Exactly reproduce the lines beginning with the line that includes "Read out every word on this page." and ending with the last line of the data.

-- begin --

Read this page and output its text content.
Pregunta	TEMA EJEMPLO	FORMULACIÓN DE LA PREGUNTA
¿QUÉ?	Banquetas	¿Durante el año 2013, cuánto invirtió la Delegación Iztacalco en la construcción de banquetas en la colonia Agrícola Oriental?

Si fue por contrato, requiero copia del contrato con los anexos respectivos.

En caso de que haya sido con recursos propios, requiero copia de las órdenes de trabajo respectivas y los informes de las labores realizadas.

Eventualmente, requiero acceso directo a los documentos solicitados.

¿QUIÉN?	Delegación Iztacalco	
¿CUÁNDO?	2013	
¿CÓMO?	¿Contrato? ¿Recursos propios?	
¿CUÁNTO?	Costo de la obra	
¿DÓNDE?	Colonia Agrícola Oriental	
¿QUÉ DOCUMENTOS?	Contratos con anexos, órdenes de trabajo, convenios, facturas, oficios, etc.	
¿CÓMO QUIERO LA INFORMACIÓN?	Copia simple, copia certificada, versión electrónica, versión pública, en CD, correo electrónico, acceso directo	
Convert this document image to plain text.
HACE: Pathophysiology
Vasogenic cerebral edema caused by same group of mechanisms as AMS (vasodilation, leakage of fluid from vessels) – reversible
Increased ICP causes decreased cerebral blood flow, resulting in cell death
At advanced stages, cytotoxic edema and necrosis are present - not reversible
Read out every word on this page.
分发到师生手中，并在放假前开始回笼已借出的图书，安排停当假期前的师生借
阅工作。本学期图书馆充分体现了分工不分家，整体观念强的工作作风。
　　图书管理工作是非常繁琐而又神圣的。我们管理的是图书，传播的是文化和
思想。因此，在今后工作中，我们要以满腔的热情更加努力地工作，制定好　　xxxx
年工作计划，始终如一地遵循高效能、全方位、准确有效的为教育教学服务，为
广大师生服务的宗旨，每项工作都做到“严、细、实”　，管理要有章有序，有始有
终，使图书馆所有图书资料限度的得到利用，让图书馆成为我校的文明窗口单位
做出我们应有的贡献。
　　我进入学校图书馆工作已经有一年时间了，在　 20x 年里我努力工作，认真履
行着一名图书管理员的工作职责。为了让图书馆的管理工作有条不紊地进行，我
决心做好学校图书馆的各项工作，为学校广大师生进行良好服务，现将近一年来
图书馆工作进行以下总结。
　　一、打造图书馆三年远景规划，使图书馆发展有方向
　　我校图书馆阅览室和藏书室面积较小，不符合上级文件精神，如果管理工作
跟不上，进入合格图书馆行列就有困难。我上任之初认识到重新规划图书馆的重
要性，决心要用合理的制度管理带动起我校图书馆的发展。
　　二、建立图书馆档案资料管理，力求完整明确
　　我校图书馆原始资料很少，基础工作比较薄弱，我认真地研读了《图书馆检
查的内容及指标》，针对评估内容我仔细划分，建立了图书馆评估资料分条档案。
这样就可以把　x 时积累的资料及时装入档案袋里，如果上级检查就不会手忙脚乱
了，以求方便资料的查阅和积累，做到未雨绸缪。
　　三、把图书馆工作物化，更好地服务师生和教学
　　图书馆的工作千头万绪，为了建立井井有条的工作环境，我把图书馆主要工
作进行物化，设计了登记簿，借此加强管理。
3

-- end --

== EXERCISE SOLUTION ==
Read out every word on this page.
分发到师生手中，并在放假前开始回笼已借出的图书，安排停当假期前的师生借
阅工作。本学期图书馆充分体现了分工不分家，整体观念强的工作作风。
　　图书管理工作是非常繁琐而又神圣的。我们管理的是图书，传播的是文化和
思想。因此，在今后工作中，我们要以满腔的热情更加努力地工作，制定好　　xxxx
年工作计划，始终如一地遵循高效能、全方位、准确有效的为教育教学服务，为
广大师生服务的宗旨，每项工作都做到“严、细、实”　，管理要有章有序，有始有
终，使图书馆所有图书资料限度的得到利用，让图书馆成为我校的文明窗口单位
做出我们应有的贡献。
　　我进入学校图书馆工作已经有一年时间了，在　 20x 年里我努力工作，认真履
行着一名图书管理员的工作职责。为了让图书馆的管理工作有条不紊地进行，我
决心做好学校图书馆的各项工作，为学校广大师生进行良好服务，现将近一年来
图书馆工作进行以下总结。
　　一、打造图书馆三年远景规划，使图书馆发展有方向
　　我校图书馆阅览室和藏书室面积较小，不符合上级文件精神，如果管理工作
跟不上，进入合格图书馆行列就有困难。我上任之初认识到重新规划图书馆的重
要性，决心要用合理的制度管理带动起我校图书馆的发展。
　　二、建立图书馆档案资料管理，力求完整明确
　　我校图书馆原始资料很少，基础工作比较薄弱，我认真地研读了《图书馆检
查的内容及指标》，针对评估内容我仔细划分，建立了图书馆评估资料分条档案。
这样就可以把　x 时积累的资料及时装入档案袋里，如果上级检查就不会手忙脚乱
了，以求方便资料的查阅和积累，做到未雨绸缪。
　　三、把图书馆工作物化，更好地服务师生和教学
　　图书馆的工作千头万绪，为了建立井井有条的工作环境，我把图书馆主要工
作进行物化，设计了登记簿，借此加强管理。
3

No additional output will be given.